(WHAT IS BEING ASKED):
How many lines of the records hold the string "quyidagilardan"? Reply with the number alone.

[Data excerpts]
#####

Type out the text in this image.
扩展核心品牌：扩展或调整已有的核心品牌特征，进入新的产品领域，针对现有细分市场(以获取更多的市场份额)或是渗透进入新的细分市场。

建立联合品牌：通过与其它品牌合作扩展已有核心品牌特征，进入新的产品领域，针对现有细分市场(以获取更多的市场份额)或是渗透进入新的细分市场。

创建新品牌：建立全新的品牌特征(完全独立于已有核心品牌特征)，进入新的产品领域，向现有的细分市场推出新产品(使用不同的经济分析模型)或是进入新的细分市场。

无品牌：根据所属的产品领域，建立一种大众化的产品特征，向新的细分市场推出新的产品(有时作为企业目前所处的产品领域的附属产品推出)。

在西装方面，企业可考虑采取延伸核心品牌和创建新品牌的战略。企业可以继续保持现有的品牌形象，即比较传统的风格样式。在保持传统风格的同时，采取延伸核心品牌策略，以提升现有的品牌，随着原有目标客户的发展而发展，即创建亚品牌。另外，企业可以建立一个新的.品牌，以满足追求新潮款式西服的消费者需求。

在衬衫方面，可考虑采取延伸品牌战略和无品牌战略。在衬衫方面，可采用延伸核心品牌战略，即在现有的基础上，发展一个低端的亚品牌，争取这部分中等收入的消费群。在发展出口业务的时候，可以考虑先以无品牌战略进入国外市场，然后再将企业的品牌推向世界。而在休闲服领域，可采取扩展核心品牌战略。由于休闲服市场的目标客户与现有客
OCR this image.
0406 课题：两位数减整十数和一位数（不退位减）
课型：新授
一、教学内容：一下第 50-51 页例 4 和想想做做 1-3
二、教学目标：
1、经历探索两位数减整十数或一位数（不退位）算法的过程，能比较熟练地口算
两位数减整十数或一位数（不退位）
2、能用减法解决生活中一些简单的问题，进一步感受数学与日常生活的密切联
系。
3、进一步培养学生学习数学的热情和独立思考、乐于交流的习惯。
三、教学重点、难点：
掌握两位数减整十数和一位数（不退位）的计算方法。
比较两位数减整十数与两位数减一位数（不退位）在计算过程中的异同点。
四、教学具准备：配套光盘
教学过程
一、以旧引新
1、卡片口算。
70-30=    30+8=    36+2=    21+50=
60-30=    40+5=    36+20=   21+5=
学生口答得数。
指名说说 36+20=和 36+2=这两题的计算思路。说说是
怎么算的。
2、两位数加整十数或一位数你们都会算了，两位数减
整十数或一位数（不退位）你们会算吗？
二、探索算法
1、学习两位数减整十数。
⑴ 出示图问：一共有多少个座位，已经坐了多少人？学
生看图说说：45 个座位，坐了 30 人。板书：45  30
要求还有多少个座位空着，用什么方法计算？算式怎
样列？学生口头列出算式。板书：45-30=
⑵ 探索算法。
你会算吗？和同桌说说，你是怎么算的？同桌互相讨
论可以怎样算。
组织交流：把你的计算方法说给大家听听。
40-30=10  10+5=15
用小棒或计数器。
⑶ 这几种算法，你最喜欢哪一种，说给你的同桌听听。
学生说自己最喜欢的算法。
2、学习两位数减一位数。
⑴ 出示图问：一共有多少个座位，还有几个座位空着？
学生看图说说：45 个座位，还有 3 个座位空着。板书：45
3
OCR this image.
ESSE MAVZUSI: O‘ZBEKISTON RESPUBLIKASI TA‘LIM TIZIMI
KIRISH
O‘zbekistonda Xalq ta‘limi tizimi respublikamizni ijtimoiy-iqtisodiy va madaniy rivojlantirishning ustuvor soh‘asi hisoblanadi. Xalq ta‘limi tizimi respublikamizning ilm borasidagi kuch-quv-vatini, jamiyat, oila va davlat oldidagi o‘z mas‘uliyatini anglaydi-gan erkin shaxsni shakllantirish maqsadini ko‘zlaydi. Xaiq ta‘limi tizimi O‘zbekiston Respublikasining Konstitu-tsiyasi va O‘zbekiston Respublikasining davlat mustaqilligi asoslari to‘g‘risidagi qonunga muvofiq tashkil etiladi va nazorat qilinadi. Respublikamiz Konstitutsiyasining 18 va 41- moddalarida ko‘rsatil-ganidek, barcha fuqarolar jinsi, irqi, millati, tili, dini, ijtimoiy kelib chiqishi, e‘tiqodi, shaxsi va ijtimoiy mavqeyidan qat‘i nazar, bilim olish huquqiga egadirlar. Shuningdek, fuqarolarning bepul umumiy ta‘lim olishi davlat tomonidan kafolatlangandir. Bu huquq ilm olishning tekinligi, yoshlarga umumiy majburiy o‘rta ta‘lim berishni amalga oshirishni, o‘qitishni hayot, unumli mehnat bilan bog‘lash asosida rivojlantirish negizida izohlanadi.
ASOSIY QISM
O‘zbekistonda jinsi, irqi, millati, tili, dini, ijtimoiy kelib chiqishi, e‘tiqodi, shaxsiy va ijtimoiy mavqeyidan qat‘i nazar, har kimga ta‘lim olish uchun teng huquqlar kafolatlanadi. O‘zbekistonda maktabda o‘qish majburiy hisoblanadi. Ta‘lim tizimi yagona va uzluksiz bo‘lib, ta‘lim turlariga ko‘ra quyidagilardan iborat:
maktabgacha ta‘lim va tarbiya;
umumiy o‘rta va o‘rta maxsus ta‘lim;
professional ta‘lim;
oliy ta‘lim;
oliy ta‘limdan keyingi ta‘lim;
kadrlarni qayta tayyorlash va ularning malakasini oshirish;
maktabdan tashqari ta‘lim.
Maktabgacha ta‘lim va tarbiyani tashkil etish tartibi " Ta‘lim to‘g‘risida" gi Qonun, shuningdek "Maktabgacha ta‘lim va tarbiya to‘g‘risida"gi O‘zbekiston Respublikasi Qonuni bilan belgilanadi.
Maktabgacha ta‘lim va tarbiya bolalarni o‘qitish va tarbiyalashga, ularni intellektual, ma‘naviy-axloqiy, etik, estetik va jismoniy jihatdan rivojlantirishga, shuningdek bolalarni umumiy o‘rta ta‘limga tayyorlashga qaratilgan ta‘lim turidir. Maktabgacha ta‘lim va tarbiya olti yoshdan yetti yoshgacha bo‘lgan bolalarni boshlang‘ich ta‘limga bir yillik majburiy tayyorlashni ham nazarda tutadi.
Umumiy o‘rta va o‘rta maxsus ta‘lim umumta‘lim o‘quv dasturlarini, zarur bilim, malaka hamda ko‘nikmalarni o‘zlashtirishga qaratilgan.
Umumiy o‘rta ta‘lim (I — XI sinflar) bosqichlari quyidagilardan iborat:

#####

(SOLUTION):
2